Task prompt ▸ State how many lines contain the string "объекта", and write nothing else.
BEGIN
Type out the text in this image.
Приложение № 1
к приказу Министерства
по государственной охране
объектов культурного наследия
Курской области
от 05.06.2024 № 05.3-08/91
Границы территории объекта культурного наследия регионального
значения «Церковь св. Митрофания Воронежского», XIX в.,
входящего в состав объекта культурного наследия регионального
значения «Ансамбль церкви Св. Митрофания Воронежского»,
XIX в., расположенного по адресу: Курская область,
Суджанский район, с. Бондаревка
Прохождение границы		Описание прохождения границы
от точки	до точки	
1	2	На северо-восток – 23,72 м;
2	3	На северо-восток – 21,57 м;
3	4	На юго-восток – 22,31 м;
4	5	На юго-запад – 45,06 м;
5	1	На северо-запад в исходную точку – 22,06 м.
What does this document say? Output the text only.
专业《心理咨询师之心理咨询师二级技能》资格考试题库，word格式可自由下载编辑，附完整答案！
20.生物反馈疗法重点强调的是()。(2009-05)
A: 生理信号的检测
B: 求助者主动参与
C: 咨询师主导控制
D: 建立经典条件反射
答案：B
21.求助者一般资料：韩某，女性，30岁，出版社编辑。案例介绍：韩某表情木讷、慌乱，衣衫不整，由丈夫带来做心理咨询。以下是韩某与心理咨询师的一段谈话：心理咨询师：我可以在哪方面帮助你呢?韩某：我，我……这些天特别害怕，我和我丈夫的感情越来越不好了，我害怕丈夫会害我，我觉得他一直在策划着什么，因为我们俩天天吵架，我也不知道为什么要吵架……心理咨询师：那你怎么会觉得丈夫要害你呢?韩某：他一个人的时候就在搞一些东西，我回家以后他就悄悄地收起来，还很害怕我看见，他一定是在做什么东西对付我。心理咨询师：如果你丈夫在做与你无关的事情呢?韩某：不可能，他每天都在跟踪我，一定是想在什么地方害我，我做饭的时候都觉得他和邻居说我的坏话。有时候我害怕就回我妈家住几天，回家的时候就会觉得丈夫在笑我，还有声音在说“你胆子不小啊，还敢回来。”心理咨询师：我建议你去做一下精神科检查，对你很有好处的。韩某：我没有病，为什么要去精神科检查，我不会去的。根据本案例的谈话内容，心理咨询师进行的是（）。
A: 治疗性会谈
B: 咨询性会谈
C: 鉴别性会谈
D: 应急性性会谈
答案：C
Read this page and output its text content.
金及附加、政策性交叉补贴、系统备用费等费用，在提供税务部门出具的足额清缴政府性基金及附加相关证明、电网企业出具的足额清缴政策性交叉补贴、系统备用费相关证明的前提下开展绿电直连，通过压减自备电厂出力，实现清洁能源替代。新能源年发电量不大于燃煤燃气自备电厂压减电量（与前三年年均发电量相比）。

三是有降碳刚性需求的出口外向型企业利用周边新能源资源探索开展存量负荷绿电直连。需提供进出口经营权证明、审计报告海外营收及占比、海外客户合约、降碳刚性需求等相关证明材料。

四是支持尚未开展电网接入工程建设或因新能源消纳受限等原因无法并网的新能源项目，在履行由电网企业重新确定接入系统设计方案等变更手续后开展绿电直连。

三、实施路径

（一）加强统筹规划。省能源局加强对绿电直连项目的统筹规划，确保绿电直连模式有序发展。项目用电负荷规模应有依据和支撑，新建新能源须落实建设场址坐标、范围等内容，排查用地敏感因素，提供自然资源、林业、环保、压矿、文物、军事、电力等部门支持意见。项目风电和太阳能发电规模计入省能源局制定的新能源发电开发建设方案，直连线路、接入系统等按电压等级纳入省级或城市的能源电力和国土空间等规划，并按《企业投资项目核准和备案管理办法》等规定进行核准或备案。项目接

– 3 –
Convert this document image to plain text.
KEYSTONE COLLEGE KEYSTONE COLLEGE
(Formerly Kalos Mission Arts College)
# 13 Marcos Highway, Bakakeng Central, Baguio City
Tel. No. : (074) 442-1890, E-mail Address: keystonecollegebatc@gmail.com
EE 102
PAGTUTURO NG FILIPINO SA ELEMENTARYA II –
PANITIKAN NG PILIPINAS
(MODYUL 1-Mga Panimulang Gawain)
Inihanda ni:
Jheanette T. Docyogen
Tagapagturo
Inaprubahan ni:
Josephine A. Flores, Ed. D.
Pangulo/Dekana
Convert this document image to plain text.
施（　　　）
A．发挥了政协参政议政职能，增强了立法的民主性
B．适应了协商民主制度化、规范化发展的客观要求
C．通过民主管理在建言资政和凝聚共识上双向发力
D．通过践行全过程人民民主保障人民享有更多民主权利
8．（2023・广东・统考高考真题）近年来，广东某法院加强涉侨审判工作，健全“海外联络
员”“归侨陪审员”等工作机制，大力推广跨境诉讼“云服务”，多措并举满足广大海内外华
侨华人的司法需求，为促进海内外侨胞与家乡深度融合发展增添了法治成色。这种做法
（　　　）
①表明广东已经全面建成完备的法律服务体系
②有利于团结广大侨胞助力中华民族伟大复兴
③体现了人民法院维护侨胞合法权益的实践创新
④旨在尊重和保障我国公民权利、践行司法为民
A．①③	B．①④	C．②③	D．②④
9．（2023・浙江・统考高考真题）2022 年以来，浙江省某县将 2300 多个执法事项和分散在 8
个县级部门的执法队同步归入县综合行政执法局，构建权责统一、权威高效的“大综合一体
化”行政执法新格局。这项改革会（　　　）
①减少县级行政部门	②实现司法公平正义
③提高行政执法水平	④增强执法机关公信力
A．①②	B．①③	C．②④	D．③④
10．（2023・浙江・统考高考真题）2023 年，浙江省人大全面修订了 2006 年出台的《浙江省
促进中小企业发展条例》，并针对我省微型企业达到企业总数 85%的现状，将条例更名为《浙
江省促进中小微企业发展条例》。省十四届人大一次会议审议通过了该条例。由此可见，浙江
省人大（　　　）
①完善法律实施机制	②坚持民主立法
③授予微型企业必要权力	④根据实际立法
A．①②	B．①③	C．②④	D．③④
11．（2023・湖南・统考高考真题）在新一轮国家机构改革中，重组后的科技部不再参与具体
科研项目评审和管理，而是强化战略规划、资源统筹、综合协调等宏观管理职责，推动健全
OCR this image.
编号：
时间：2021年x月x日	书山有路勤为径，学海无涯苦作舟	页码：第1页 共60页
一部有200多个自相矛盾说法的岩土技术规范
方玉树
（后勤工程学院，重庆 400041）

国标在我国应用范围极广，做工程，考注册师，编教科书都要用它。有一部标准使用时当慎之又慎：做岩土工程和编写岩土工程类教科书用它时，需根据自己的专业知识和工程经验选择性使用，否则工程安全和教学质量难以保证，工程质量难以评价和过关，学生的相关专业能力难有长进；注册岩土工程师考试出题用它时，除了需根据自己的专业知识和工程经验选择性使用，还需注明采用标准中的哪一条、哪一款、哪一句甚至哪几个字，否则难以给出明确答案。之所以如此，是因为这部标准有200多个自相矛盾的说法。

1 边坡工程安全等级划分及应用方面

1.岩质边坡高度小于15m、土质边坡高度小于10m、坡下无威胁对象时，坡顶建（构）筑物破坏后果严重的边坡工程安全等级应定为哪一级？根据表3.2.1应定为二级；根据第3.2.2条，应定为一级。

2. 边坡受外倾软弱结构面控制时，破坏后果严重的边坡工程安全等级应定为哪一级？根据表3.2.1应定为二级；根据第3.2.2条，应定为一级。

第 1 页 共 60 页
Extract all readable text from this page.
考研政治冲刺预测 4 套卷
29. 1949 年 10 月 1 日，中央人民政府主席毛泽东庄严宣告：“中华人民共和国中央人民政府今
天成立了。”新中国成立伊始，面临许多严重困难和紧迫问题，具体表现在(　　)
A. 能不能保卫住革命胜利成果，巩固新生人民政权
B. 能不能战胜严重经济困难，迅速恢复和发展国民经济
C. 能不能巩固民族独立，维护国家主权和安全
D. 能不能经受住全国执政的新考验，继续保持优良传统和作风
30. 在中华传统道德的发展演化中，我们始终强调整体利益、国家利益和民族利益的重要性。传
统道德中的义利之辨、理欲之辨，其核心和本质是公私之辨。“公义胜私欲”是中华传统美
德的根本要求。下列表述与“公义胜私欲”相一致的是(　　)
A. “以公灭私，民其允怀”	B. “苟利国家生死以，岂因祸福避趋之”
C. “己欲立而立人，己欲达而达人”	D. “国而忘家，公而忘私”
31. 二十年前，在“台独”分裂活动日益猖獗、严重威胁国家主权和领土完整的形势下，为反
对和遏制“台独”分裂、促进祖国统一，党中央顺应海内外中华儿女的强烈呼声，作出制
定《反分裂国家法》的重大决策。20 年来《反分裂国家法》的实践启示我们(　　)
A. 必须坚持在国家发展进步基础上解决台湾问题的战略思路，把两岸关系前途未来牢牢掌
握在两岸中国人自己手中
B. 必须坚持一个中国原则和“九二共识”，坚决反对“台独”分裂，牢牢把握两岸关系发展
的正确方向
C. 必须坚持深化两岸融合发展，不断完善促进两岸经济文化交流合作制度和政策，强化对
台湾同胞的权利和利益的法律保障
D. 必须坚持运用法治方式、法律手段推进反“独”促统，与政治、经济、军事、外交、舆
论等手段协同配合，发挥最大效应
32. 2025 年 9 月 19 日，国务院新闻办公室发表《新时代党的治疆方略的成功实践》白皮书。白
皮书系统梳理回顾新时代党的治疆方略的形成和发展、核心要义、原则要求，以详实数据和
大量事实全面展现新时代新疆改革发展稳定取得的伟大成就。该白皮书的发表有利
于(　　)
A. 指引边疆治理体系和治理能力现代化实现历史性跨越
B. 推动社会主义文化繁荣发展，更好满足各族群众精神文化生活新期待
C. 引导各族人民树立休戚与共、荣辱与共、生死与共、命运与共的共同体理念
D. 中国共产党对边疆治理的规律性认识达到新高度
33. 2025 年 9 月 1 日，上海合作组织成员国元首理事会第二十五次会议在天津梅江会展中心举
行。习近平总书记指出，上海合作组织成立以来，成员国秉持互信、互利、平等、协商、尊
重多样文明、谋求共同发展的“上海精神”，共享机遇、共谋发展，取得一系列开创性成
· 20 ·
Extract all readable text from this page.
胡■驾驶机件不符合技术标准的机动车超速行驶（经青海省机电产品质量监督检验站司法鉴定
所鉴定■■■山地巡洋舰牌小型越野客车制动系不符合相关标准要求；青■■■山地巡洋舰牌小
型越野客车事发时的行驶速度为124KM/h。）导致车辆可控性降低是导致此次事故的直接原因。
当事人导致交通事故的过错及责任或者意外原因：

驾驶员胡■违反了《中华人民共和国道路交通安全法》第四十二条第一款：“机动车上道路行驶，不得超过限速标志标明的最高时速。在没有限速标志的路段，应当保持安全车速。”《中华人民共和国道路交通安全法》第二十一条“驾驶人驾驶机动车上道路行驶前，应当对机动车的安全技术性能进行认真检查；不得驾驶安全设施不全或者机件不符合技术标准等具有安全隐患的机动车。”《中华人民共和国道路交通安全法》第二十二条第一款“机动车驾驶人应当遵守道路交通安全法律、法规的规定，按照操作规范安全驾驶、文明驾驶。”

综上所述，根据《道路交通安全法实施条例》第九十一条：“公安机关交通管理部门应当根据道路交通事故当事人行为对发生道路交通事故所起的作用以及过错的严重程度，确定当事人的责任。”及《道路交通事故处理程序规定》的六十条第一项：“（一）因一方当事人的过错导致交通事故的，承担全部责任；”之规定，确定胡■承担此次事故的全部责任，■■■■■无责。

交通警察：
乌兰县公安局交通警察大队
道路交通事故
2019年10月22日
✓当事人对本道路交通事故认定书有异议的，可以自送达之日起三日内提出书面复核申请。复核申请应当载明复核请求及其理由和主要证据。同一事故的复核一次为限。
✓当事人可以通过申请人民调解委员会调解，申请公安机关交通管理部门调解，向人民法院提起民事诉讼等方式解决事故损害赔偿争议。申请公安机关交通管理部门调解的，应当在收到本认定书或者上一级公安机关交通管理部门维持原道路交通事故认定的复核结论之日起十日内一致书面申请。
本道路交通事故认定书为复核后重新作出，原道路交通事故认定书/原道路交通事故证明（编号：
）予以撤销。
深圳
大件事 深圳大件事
END
Response to this task ▸ 2